- **What you have to do**:
Would you repeat the listing exactly but omit every picture?

Stored entries
◆ ◆ ◆

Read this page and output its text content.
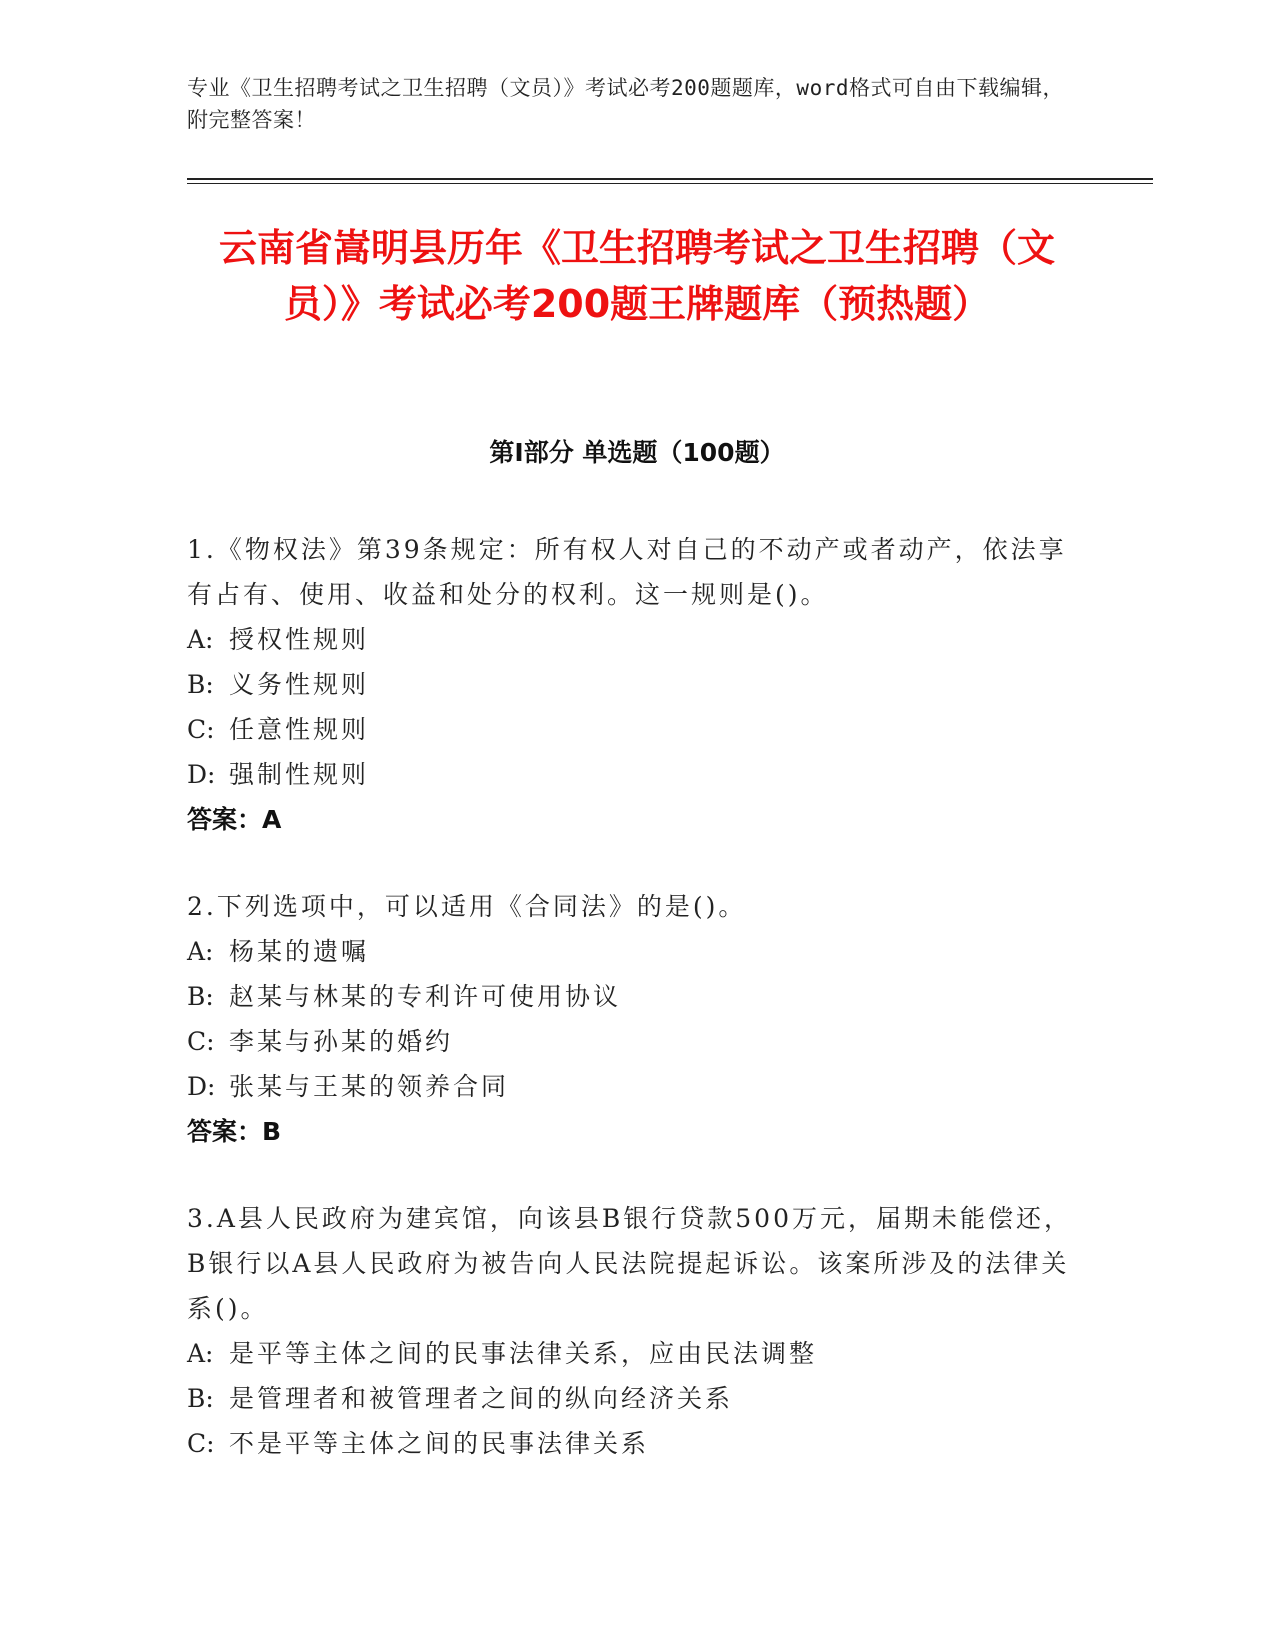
专业《卫生招聘考试之卫生招聘（文员）》考试必考200题题库，word格式可自由下载编辑，附完整答案！
云南省嵩明县历年《卫生招聘考试之卫生招聘（文员）》考试必考200题王牌题库（预热题）
第I部分 单选题（100题）

1.《物权法》第39条规定：所有权人对自己的不动产或者动产，依法享有占有、使用、收益和处分的权利。这一规则是()。

A: 授权性规则

B: 义务性规则

C: 任意性规则

D: 强制性规则

答案：A

2.下列选项中，可以适用《合同法》的是()。

A: 杨某的遗嘱

B: 赵某与林某的专利许可使用协议

C: 李某与孙某的婚约

D: 张某与王某的领养合同

答案：B

3.A县人民政府为建宾馆，向该县B银行贷款500万元，届期未能偿还，B银行以A县人民政府为被告向人民法院提起诉讼。该案所涉及的法律关系()。

A: 是平等主体之间的民事法律关系，应由民法调整

B: 是管理者和被管理者之间的纵向经济关系

C: 不是平等主体之间的民事法律关系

◆ ◆ ◆

- **Expected output**:
Read this page and output its text content.
专业《卫生招聘考试之卫生招聘（文员）》考试必考200题题库，word格式可自由下载编辑，附完整答案！
云南省嵩明县历年《卫生招聘考试之卫生招聘（文员）》考试必考200题王牌题库（预热题）
第I部分 单选题（100题）

1.《物权法》第39条规定：所有权人对自己的不动产或者动产，依法享有占有、使用、收益和处分的权利。这一规则是()。

A: 授权性规则

B: 义务性规则

C: 任意性规则

D: 强制性规则

答案：A

2.下列选项中，可以适用《合同法》的是()。

A: 杨某的遗嘱

B: 赵某与林某的专利许可使用协议

C: 李某与孙某的婚约

D: 张某与王某的领养合同

答案：B

3.A县人民政府为建宾馆，向该县B银行贷款500万元，届期未能偿还，B银行以A县人民政府为被告向人民法院提起诉讼。该案所涉及的法律关系()。

A: 是平等主体之间的民事法律关系，应由民法调整

B: 是管理者和被管理者之间的纵向经济关系

C: 不是平等主体之间的民事法律关系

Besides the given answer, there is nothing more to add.